PROBLEM TO SOLVE: Wherever the word "country" appears in the entries, copy the whole line.

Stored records

■ ■ ■ ■ ■ ■ ■

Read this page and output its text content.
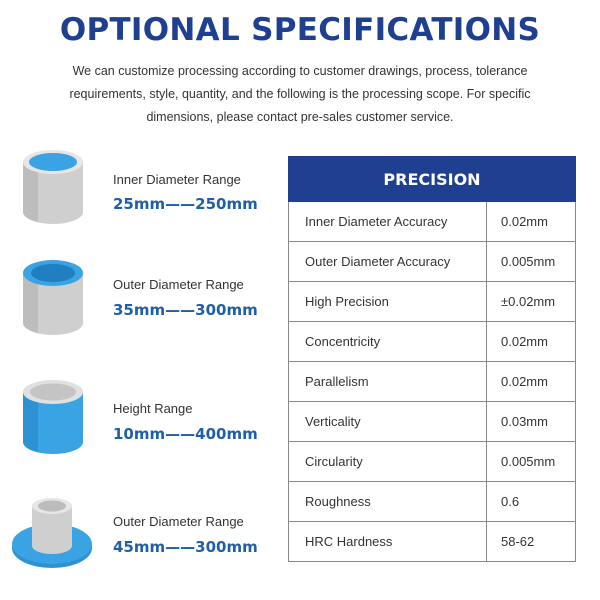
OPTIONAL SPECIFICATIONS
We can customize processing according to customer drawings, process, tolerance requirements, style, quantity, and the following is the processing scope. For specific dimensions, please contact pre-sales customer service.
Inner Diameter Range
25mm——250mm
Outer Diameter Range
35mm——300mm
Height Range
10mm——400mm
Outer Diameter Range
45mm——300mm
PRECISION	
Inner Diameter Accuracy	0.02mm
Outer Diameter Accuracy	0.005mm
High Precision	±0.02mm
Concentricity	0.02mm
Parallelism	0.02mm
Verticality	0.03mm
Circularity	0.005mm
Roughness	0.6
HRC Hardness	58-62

■ ■ ■ ■ ■ ■ ■

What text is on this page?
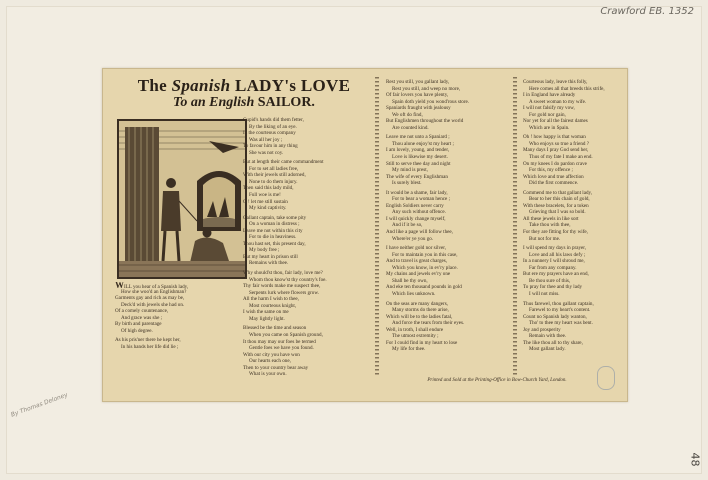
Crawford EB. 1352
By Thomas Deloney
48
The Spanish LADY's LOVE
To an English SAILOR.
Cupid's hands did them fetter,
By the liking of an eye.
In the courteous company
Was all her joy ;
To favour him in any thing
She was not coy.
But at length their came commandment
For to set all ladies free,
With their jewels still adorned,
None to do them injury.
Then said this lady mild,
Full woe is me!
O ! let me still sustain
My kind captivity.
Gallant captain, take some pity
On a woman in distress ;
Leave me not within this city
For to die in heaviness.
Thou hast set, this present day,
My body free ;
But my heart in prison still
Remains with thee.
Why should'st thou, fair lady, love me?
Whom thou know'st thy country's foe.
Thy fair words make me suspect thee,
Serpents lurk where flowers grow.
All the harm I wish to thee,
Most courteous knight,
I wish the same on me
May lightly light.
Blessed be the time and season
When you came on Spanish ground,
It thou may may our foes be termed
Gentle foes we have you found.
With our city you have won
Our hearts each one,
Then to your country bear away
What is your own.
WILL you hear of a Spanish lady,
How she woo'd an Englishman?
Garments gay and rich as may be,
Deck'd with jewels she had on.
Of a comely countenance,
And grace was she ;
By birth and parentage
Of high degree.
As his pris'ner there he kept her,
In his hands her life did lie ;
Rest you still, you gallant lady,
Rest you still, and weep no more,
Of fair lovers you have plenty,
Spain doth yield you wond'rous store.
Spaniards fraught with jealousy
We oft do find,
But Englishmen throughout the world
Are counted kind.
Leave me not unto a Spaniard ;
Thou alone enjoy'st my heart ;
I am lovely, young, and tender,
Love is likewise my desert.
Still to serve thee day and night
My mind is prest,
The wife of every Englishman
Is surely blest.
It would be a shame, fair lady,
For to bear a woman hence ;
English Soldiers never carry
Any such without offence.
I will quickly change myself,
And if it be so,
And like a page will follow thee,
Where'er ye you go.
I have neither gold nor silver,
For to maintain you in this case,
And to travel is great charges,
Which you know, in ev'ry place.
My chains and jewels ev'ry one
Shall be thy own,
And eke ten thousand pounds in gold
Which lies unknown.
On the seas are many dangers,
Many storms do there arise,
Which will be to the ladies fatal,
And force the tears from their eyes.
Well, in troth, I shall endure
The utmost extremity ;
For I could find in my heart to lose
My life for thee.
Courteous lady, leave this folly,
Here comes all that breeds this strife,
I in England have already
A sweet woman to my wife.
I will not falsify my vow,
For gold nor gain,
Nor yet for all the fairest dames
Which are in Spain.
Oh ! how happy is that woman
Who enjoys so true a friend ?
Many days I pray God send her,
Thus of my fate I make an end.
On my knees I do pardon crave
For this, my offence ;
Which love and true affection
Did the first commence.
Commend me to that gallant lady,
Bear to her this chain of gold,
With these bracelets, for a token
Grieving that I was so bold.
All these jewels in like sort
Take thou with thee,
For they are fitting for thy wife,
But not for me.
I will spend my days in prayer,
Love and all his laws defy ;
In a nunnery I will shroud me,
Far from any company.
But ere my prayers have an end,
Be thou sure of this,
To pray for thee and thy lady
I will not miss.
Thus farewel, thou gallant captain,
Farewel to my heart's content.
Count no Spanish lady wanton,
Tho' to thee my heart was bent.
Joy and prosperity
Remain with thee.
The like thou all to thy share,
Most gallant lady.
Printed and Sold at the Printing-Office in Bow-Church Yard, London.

■ ■ ■ ■ ■ ■ ■

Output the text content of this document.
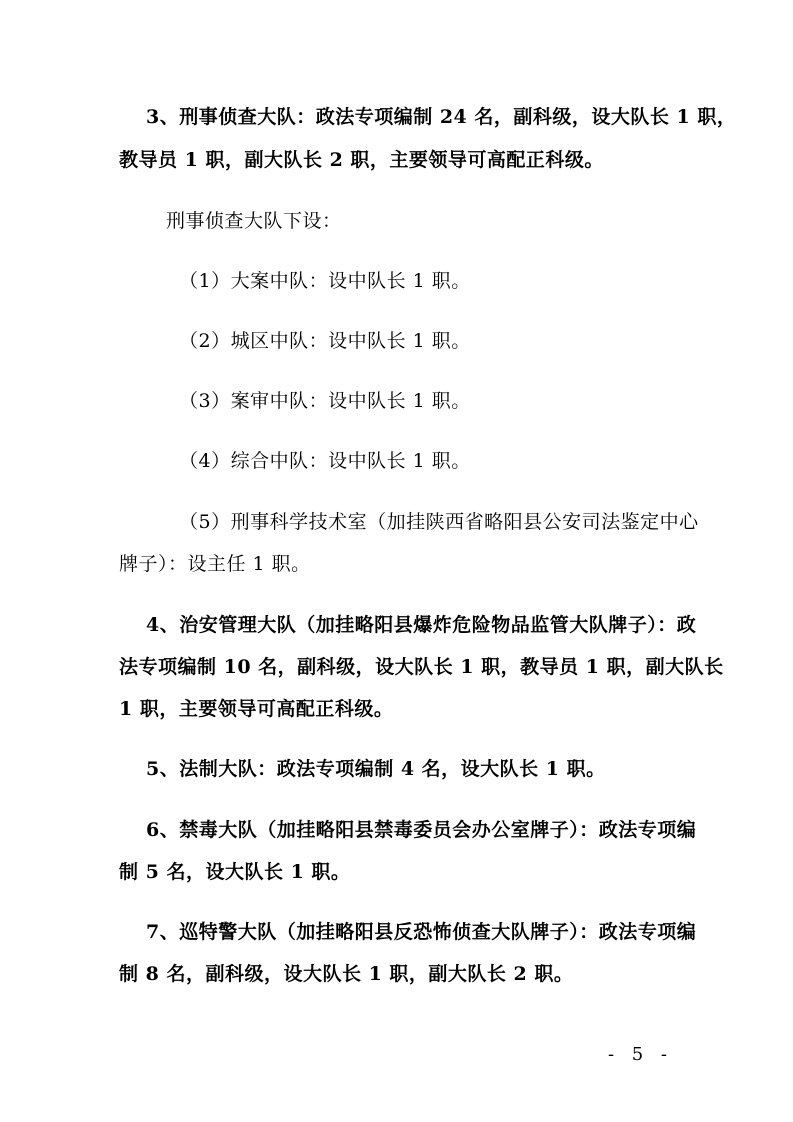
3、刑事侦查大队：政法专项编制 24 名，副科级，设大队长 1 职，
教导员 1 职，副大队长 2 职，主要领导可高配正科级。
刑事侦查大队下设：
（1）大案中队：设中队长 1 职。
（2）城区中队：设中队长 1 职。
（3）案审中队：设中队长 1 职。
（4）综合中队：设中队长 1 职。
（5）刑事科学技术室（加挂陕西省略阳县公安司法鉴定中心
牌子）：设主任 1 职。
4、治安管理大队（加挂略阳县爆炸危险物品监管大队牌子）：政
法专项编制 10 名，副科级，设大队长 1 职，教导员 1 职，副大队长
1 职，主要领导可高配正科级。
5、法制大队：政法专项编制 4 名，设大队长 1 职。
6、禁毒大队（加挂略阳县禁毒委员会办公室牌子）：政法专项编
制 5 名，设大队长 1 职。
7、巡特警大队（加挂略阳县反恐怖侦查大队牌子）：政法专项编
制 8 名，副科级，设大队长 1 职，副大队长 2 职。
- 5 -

■ ■ ■ ■ ■ ■ ■

RESULT BELOW:
Whom thou know'st thy country's foe.
Then to your country bear away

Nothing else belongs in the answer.